Answer with a single number, the count of lines holding the word "brand".

※ ※ ※

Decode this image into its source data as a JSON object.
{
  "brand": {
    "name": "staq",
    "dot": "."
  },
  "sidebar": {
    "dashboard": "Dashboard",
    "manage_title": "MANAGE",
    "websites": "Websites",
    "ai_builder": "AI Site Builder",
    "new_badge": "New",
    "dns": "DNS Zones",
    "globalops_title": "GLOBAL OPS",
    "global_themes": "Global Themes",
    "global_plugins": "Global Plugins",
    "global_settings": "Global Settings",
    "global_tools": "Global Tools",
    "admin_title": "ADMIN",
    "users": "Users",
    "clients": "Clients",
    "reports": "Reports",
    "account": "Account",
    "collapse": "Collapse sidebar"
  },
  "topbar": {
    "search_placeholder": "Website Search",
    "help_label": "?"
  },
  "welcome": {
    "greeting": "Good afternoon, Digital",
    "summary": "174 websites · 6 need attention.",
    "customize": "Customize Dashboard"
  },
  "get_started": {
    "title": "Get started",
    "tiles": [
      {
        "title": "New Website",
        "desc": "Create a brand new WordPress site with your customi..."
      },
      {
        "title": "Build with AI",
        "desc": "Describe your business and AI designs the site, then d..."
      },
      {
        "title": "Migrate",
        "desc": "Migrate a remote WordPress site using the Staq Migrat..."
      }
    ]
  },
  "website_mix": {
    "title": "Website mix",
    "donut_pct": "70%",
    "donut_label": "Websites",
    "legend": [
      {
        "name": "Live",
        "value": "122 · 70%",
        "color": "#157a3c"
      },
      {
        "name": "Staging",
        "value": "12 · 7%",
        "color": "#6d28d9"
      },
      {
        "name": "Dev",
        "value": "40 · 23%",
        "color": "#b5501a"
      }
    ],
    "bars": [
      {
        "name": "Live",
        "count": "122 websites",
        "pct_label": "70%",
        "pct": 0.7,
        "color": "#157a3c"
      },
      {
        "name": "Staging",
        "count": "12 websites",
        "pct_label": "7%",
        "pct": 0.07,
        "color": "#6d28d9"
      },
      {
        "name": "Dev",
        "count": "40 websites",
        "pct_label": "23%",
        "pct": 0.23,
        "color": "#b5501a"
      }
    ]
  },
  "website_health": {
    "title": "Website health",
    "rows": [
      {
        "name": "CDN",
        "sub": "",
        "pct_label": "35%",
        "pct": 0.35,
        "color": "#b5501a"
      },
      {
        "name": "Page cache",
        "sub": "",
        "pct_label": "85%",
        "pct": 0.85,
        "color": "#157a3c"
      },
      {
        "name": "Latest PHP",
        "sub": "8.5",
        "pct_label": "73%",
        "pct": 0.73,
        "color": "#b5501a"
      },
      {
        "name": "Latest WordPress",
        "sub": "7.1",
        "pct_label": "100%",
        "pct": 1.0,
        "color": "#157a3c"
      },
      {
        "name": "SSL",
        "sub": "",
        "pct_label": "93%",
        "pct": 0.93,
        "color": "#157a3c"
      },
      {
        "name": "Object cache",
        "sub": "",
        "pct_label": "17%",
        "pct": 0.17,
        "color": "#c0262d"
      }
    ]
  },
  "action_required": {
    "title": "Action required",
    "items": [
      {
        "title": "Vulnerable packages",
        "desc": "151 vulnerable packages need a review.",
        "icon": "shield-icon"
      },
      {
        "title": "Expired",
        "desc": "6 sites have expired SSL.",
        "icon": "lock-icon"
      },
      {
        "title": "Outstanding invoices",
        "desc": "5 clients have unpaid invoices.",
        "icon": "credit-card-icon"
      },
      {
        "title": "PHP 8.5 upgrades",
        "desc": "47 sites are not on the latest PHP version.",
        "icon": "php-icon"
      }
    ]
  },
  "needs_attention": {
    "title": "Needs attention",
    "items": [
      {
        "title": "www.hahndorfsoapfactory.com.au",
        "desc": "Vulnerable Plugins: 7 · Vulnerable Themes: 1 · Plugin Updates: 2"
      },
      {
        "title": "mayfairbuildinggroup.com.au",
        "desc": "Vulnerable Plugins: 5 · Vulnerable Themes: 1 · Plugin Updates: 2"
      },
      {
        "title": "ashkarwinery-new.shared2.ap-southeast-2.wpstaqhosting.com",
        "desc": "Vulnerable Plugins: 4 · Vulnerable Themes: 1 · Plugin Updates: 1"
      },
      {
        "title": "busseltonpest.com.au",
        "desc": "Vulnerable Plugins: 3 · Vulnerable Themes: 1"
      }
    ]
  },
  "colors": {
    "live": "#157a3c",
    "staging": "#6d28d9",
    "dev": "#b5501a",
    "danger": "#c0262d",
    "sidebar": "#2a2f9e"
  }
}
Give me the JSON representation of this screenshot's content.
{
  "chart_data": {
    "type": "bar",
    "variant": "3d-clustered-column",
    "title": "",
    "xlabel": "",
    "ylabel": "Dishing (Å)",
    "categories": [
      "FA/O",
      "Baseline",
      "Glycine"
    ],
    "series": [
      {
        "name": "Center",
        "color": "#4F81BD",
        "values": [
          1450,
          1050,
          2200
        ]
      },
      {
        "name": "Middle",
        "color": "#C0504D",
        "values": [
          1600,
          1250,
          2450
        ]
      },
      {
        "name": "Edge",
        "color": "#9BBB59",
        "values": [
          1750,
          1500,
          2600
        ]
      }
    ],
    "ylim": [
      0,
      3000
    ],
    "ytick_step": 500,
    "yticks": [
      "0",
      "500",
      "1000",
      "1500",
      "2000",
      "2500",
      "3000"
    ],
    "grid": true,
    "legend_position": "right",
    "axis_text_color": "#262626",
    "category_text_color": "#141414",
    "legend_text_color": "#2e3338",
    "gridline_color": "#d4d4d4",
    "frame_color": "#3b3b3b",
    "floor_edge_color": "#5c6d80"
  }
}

※ ※ ※

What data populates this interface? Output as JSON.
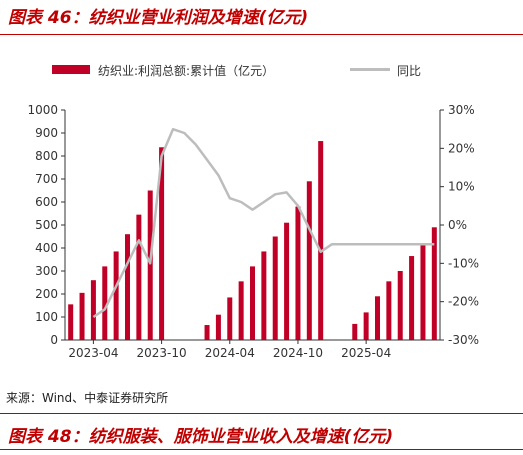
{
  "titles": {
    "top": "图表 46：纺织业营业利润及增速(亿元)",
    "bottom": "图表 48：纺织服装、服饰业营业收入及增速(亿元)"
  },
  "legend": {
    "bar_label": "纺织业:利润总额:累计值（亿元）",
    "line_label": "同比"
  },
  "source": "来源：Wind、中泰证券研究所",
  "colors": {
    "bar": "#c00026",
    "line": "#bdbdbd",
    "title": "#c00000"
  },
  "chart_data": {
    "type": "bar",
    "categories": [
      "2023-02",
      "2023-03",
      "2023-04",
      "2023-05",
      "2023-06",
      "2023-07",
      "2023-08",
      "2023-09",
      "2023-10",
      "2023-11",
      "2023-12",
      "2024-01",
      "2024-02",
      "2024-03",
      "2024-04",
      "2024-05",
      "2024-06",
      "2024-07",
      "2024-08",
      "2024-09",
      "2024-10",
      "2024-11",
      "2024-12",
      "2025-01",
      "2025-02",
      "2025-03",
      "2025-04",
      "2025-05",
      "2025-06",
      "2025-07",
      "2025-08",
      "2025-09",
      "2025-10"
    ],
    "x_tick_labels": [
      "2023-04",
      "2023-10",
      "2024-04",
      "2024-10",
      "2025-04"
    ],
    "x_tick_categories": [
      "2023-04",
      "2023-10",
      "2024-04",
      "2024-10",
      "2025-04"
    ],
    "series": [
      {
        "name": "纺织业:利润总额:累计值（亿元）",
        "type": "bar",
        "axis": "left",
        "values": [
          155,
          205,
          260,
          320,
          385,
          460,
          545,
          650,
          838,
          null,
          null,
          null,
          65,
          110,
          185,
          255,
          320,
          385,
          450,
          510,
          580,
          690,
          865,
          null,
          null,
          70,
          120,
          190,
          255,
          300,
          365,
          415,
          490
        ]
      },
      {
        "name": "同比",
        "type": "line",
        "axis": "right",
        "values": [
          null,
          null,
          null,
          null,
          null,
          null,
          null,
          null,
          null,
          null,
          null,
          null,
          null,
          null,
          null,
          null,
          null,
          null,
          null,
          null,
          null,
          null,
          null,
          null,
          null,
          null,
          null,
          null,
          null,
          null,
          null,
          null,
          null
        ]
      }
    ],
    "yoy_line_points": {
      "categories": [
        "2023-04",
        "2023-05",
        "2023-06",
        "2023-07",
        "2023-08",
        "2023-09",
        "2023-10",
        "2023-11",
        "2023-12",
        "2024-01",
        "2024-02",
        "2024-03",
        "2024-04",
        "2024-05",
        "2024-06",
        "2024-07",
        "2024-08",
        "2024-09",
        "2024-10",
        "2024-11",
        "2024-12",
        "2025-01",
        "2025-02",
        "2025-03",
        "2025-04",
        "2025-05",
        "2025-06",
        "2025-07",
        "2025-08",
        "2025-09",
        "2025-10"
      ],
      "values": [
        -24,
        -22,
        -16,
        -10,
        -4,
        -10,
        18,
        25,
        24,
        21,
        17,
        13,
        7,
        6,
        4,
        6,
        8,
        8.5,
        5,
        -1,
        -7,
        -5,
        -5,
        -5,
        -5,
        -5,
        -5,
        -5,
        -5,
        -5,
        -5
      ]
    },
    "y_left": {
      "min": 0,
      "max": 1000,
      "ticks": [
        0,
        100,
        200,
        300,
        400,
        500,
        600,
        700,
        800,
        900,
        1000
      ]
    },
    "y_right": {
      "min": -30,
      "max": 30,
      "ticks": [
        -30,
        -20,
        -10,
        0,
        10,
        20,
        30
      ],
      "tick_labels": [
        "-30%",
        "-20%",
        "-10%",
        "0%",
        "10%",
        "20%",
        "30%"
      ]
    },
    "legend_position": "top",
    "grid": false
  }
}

※ ※ ※

### TASK SOLUTION
2